YOUR TASK – Repeat the listing in full, exactly as it stands.

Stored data

>>

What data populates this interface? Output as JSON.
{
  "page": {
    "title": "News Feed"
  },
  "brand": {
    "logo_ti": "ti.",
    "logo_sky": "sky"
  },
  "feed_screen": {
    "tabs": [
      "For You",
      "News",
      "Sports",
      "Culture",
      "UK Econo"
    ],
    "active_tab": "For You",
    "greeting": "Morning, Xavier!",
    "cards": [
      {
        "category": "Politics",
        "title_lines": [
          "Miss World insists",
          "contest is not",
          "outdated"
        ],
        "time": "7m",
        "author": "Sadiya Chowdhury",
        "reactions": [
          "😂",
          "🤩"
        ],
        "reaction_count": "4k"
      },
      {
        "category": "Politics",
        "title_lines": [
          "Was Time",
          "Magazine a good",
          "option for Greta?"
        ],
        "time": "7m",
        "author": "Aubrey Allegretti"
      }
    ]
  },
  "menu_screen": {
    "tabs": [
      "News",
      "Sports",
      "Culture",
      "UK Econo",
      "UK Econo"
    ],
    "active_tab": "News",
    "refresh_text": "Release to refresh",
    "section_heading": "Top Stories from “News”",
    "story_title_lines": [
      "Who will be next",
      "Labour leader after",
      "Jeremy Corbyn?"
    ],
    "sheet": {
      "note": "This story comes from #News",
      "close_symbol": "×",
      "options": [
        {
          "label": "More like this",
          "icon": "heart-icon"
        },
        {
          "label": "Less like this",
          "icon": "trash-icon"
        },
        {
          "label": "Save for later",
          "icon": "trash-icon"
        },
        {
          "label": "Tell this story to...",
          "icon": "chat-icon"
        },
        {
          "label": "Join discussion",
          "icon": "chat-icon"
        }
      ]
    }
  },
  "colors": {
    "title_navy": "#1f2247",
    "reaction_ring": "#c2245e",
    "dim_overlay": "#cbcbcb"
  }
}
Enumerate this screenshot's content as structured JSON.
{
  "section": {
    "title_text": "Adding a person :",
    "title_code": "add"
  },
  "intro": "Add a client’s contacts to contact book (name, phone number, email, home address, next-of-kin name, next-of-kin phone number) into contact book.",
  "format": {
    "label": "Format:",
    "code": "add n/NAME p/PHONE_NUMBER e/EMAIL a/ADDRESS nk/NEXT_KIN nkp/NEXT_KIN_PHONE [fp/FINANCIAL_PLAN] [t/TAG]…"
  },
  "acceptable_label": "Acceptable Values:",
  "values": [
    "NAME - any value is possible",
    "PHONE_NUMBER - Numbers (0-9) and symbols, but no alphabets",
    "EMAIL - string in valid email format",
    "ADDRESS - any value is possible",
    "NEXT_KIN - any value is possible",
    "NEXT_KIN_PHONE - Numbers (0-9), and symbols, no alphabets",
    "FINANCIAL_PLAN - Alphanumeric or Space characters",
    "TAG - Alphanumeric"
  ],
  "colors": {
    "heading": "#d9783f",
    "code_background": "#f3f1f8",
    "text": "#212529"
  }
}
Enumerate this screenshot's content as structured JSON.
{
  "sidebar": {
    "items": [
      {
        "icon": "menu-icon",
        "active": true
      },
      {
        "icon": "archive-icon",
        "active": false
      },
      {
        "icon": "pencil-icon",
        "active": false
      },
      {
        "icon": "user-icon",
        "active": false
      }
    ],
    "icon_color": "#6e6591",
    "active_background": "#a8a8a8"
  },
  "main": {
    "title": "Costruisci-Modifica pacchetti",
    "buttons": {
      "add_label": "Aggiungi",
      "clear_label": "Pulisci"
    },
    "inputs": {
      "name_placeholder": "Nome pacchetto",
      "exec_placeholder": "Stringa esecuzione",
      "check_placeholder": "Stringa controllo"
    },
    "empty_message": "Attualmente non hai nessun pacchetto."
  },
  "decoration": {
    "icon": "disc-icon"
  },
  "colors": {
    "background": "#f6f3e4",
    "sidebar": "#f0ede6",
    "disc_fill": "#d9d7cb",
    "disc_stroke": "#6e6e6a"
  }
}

<<

ANSWER TO THIS TASK –
What data populates this interface? Output as JSON.
{
  "page": {
    "title": "News Feed"
  },
  "brand": {
    "logo_ti": "ti.",
    "logo_sky": "sky"
  },
  "feed_screen": {
    "tabs": [
      "For You",
      "News",
      "Sports",
      "Culture",
      "UK Econo"
    ],
    "active_tab": "For You",
    "greeting": "Morning, Xavier!",
    "cards": [
      {
        "category": "Politics",
        "title_lines": [
          "Miss World insists",
          "contest is not",
          "outdated"
        ],
        "time": "7m",
        "author": "Sadiya Chowdhury",
        "reactions": [
          "😂",
          "🤩"
        ],
        "reaction_count": "4k"
      },
      {
        "category": "Politics",
        "title_lines": [
          "Was Time",
          "Magazine a good",
          "option for Greta?"
        ],
        "time": "7m",
        "author": "Aubrey Allegretti"
      }
    ]
  },
  "menu_screen": {
    "tabs": [
      "News",
      "Sports",
      "Culture",
      "UK Econo",
      "UK Econo"
    ],
    "active_tab": "News",
    "refresh_text": "Release to refresh",
    "section_heading": "Top Stories from “News”",
    "story_title_lines": [
      "Who will be next",
      "Labour leader after",
      "Jeremy Corbyn?"
    ],
    "sheet": {
      "note": "This story comes from #News",
      "close_symbol": "×",
      "options": [
        {
          "label": "More like this",
          "icon": "heart-icon"
        },
        {
          "label": "Less like this",
          "icon": "trash-icon"
        },
        {
          "label": "Save for later",
          "icon": "trash-icon"
        },
        {
          "label": "Tell this story to...",
          "icon": "chat-icon"
        },
        {
          "label": "Join discussion",
          "icon": "chat-icon"
        }
      ]
    }
  },
  "colors": {
    "title_navy": "#1f2247",
    "reaction_ring": "#c2245e",
    "dim_overlay": "#cbcbcb"
  }
}
Enumerate this screenshot's content as structured JSON.
{
  "section": {
    "title_text": "Adding a person :",
    "title_code": "add"
  },
  "intro": "Add a client’s contacts to contact book (name, phone number, email, home address, next-of-kin name, next-of-kin phone number) into contact book.",
  "format": {
    "label": "Format:",
    "code": "add n/NAME p/PHONE_NUMBER e/EMAIL a/ADDRESS nk/NEXT_KIN nkp/NEXT_KIN_PHONE [fp/FINANCIAL_PLAN] [t/TAG]…"
  },
  "acceptable_label": "Acceptable Values:",
  "values": [
    "NAME - any value is possible",
    "PHONE_NUMBER - Numbers (0-9) and symbols, but no alphabets",
    "EMAIL - string in valid email format",
    "ADDRESS - any value is possible",
    "NEXT_KIN - any value is possible",
    "NEXT_KIN_PHONE - Numbers (0-9), and symbols, no alphabets",
    "FINANCIAL_PLAN - Alphanumeric or Space characters",
    "TAG - Alphanumeric"
  ],
  "colors": {
    "heading": "#d9783f",
    "code_background": "#f3f1f8",
    "text": "#212529"
  }
}
Enumerate this screenshot's content as structured JSON.
{
  "sidebar": {
    "items": [
      {
        "icon": "menu-icon",
        "active": true
      },
      {
        "icon": "archive-icon",
        "active": false
      },
      {
        "icon": "pencil-icon",
        "active": false
      },
      {
        "icon": "user-icon",
        "active": false
      }
    ],
    "icon_color": "#6e6591",
    "active_background": "#a8a8a8"
  },
  "main": {
    "title": "Costruisci-Modifica pacchetti",
    "buttons": {
      "add_label": "Aggiungi",
      "clear_label": "Pulisci"
    },
    "inputs": {
      "name_placeholder": "Nome pacchetto",
      "exec_placeholder": "Stringa esecuzione",
      "check_placeholder": "Stringa controllo"
    },
    "empty_message": "Attualmente non hai nessun pacchetto."
  },
  "decoration": {
    "icon": "disc-icon"
  },
  "colors": {
    "background": "#f6f3e4",
    "sidebar": "#f0ede6",
    "disc_fill": "#d9d7cb",
    "disc_stroke": "#6e6e6a"
  }
}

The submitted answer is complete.